> _What needs to be done_
Pictures stay out of the copy; restate everything else in the material exactly.

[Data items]
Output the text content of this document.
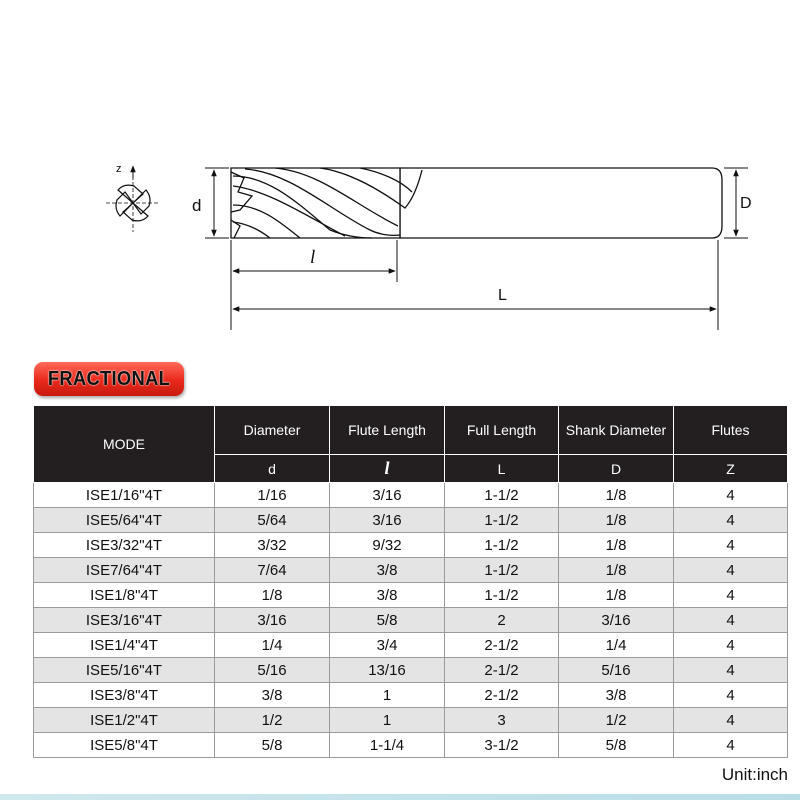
z
d	D
l
L
FRACTIONAL
MODE	Diameter	Flute Length	Full Length	Shank Diameter	Flutes
	d	l	L	D	Z
ISE1/16"4T	1/16	3/16	1-1/2	1/8	4
ISE5/64"4T	5/64	3/16	1-1/2	1/8	4
ISE3/32"4T	3/32	9/32	1-1/2	1/8	4
ISE7/64"4T	7/64	3/8	1-1/2	1/8	4
ISE1/8"4T	1/8	3/8	1-1/2	1/8	4
ISE3/16"4T	3/16	5/8	2	3/16	4
ISE1/4"4T	1/4	3/4	2-1/2	1/4	4
ISE5/16"4T	5/16	13/16	2-1/2	5/16	4
ISE3/8"4T	3/8	1	2-1/2	3/8	4
ISE1/2"4T	1/2	1	3	1/2	4
ISE5/8"4T	5/8	1-1/4	3-1/2	5/8	4
Unit:inch
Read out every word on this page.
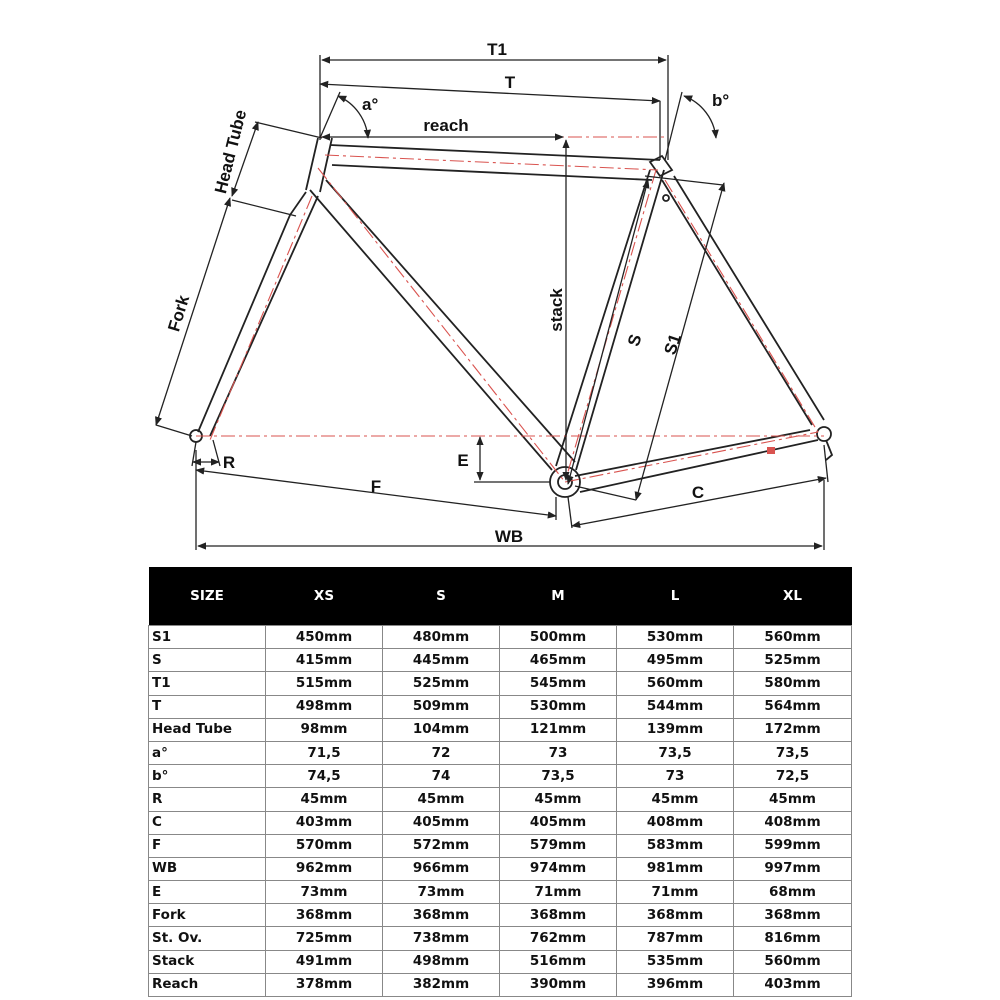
T1
T
reach
a°	b°
Head Tube
Fork	stack
S S1
R	E
F	C
WB
SIZE	XS	S	M	L	XL
S1	450mm	480mm	500mm	530mm	560mm
S	415mm	445mm	465mm	495mm	525mm
T1	515mm	525mm	545mm	560mm	580mm
T	498mm	509mm	530mm	544mm	564mm
Head Tube	98mm	104mm	121mm	139mm	172mm
a°	71,5	72	73	73,5	73,5
b°	74,5	74	73,5	73	72,5
R	45mm	45mm	45mm	45mm	45mm
C	403mm	405mm	405mm	408mm	408mm
F	570mm	572mm	579mm	583mm	599mm
WB	962mm	966mm	974mm	981mm	997mm
E	73mm	73mm	71mm	71mm	68mm
Fork	368mm	368mm	368mm	368mm	368mm
St. Ov.	725mm	738mm	762mm	787mm	816mm
Stack	491mm	498mm	516mm	535mm	560mm
Reach	378mm	382mm	390mm	396mm	403mm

> _Answer to the problem_
Output the text content of this document.
z
d	D
l
L
FRACTIONAL
MODE	Diameter	Flute Length	Full Length	Shank Diameter	Flutes
	d	l	L	D	Z
ISE1/16"4T	1/16	3/16	1-1/2	1/8	4
ISE5/64"4T	5/64	3/16	1-1/2	1/8	4
ISE3/32"4T	3/32	9/32	1-1/2	1/8	4
ISE7/64"4T	7/64	3/8	1-1/2	1/8	4
ISE1/8"4T	1/8	3/8	1-1/2	1/8	4
ISE3/16"4T	3/16	5/8	2	3/16	4
ISE1/4"4T	1/4	3/4	2-1/2	1/4	4
ISE5/16"4T	5/16	13/16	2-1/2	5/16	4
ISE3/8"4T	3/8	1	2-1/2	3/8	4
ISE1/2"4T	1/2	1	3	1/2	4
ISE5/8"4T	5/8	1-1/4	3-1/2	5/8	4
Unit:inch
Read out every word on this page.
T1
T
reach
a°	b°
Head Tube
Fork	stack
S S1
R	E
F	C
WB
SIZE	XS	S	M	L	XL
S1	450mm	480mm	500mm	530mm	560mm
S	415mm	445mm	465mm	495mm	525mm
T1	515mm	525mm	545mm	560mm	580mm
T	498mm	509mm	530mm	544mm	564mm
Head Tube	98mm	104mm	121mm	139mm	172mm
a°	71,5	72	73	73,5	73,5
b°	74,5	74	73,5	73	72,5
R	45mm	45mm	45mm	45mm	45mm
C	403mm	405mm	405mm	408mm	408mm
F	570mm	572mm	579mm	583mm	599mm
WB	962mm	966mm	974mm	981mm	997mm
E	73mm	73mm	71mm	71mm	68mm
Fork	368mm	368mm	368mm	368mm	368mm
St. Ov.	725mm	738mm	762mm	787mm	816mm
Stack	491mm	498mm	516mm	535mm	560mm
Reach	378mm	382mm	390mm	396mm	403mm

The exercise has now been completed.